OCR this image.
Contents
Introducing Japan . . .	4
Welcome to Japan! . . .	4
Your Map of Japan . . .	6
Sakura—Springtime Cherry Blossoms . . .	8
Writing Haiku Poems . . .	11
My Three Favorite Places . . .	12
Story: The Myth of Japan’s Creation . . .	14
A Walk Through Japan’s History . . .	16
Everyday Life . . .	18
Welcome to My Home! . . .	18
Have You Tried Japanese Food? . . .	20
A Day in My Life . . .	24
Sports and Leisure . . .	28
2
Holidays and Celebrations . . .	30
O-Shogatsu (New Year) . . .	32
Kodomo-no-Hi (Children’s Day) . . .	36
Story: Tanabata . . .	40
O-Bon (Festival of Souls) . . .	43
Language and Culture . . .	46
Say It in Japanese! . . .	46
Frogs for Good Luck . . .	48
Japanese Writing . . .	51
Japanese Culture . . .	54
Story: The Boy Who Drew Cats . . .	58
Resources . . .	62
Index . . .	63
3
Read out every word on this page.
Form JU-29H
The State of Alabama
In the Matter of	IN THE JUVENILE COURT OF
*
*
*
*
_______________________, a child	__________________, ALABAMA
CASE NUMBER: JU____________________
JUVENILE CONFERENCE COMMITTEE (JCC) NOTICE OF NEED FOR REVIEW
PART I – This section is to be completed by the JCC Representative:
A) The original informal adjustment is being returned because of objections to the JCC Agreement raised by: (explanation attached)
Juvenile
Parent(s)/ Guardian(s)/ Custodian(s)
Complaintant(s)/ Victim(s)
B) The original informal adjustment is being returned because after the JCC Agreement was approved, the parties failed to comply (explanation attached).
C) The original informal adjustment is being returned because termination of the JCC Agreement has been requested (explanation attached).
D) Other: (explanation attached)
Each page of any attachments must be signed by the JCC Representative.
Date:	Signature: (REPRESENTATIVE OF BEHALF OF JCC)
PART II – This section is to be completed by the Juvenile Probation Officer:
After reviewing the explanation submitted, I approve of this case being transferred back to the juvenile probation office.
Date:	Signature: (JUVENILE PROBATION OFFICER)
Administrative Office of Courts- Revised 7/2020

▬▬▬▬▬▬▬▬▬▬

## PROBLEM
Copy each line of the preceding data that contains the string "Japanese".

## SOLUTION BELOW
Have You Tried Japanese Food? . . .	20
Say It in Japanese! . . .	46
Japanese Writing . . .	51
Japanese Culture . . .	54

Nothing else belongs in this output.